◆ TASK STATEMENT: Which of the lines below holds the string "Kansas"? Copy every line that does.

◆ WORKING DATA:
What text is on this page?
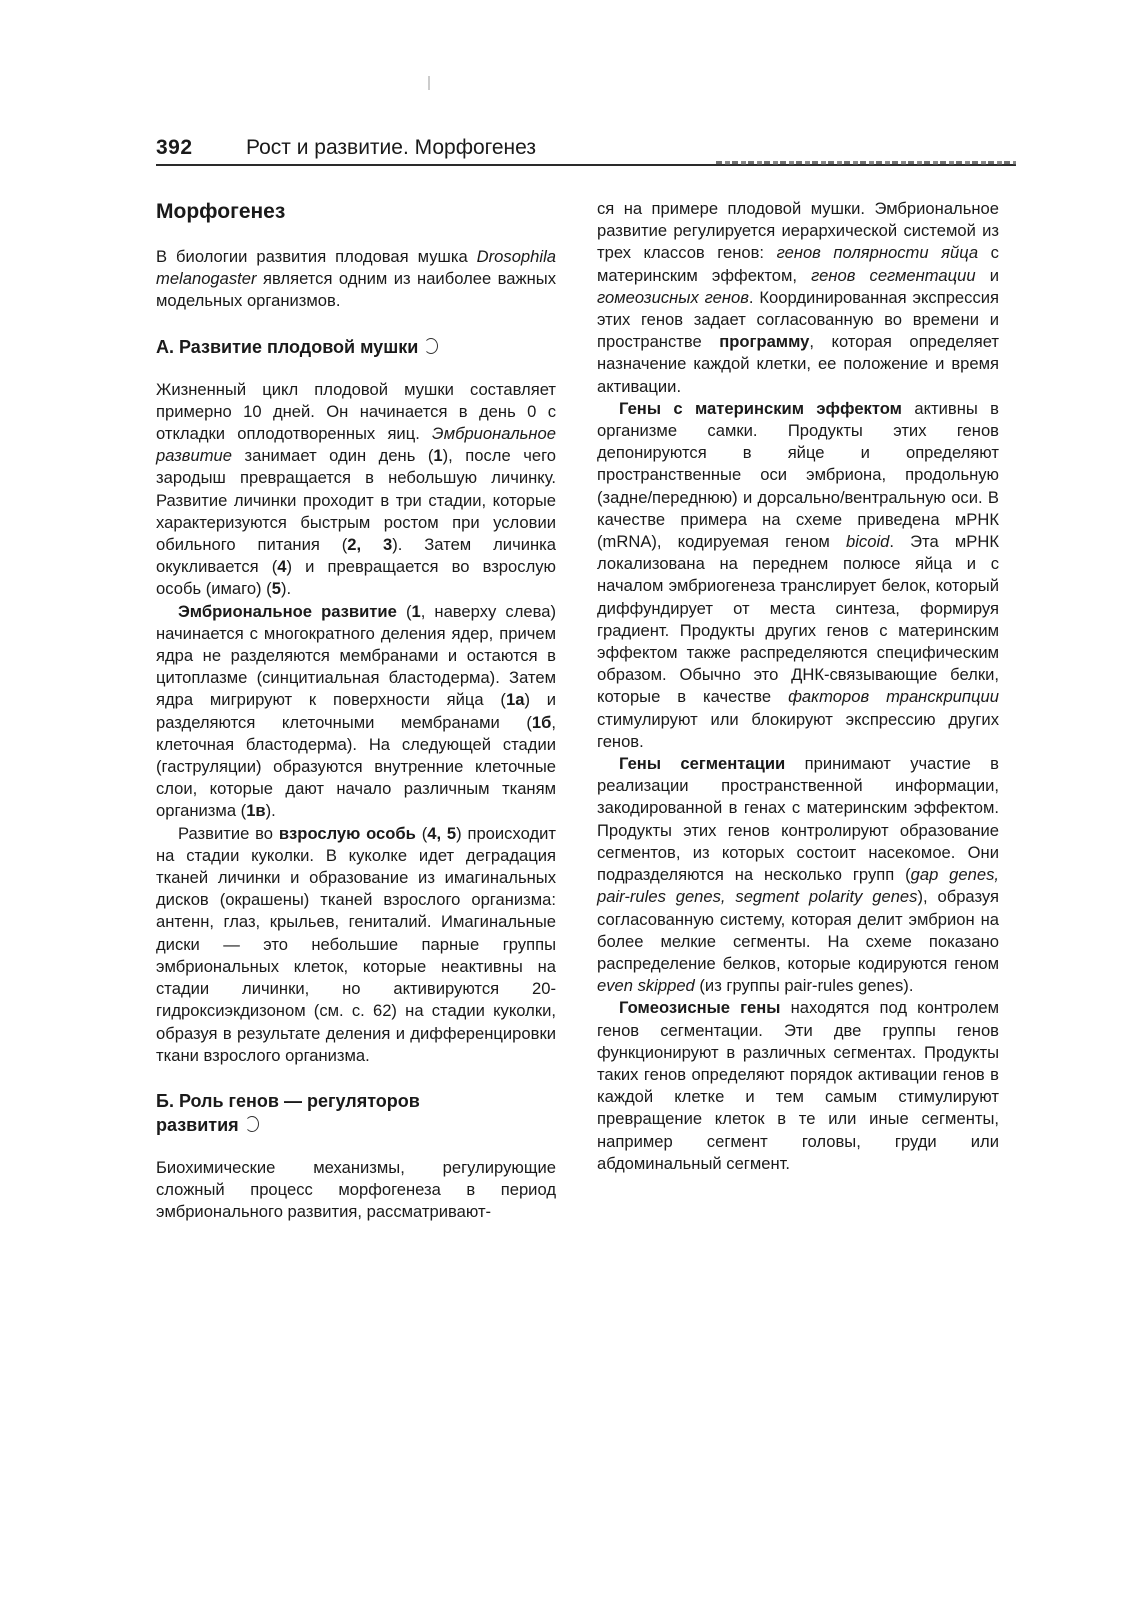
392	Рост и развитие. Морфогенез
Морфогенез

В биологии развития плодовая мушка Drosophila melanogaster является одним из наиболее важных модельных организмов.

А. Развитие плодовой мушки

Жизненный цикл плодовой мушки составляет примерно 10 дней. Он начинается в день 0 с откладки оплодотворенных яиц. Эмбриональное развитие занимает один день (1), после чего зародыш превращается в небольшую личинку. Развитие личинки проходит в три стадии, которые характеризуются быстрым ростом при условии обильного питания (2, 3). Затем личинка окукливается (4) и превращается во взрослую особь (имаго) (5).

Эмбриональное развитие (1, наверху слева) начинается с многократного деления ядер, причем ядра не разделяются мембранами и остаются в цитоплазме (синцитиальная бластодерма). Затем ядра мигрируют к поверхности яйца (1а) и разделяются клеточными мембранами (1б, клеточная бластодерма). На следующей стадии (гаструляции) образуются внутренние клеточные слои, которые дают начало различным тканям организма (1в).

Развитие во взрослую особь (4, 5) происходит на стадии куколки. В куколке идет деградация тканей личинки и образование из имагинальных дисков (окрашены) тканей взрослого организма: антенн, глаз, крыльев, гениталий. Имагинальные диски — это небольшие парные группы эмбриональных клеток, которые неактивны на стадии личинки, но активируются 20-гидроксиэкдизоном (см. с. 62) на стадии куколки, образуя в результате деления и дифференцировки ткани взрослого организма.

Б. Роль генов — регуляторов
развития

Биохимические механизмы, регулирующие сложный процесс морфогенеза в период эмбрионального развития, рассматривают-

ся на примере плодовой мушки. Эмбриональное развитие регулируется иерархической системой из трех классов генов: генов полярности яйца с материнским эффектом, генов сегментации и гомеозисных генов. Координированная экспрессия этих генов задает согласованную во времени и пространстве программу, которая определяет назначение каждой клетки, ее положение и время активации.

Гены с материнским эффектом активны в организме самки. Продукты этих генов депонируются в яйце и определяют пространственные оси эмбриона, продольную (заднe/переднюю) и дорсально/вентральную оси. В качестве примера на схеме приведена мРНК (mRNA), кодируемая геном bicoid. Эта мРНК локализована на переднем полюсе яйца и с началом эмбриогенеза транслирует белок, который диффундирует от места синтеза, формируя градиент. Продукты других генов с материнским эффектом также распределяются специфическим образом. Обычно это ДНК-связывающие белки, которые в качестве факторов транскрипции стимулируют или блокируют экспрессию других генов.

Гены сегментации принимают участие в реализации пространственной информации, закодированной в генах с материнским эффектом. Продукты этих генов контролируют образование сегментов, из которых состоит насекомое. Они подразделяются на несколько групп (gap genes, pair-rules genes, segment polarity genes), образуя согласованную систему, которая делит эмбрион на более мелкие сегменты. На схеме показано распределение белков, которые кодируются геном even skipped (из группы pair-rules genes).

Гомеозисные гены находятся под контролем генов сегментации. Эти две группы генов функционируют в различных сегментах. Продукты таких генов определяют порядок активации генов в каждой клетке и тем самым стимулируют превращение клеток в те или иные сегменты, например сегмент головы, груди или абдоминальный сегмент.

* * *

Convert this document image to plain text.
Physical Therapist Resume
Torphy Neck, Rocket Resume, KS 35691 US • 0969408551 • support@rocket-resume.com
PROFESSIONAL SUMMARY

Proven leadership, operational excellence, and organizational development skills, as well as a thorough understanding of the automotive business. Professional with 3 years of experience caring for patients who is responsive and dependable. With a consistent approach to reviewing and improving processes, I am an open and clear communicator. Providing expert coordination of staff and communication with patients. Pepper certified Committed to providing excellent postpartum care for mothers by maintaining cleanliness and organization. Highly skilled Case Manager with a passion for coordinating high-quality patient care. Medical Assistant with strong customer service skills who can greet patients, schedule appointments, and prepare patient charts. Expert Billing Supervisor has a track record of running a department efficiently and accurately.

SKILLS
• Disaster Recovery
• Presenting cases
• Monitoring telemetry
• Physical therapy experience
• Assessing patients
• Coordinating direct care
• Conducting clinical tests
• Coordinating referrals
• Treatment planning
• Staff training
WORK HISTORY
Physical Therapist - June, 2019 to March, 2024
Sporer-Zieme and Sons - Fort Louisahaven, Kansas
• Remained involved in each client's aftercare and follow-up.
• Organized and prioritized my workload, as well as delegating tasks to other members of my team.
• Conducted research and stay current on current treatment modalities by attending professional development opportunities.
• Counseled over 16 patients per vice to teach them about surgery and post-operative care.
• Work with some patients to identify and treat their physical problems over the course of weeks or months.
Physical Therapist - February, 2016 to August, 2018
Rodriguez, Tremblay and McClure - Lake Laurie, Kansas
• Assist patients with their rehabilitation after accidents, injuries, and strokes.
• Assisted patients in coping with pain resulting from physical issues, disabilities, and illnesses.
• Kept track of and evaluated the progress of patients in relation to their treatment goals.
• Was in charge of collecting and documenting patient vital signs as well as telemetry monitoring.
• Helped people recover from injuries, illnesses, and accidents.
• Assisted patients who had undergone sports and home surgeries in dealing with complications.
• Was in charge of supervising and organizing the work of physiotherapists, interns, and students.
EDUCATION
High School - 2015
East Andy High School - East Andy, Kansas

◆ RESPONSE TO THE EXERCISE:
Sporer-Zieme and Sons - Fort Louisahaven, Kansas
Rodriguez, Tremblay and McClure - Lake Laurie, Kansas
East Andy High School - East Andy, Kansas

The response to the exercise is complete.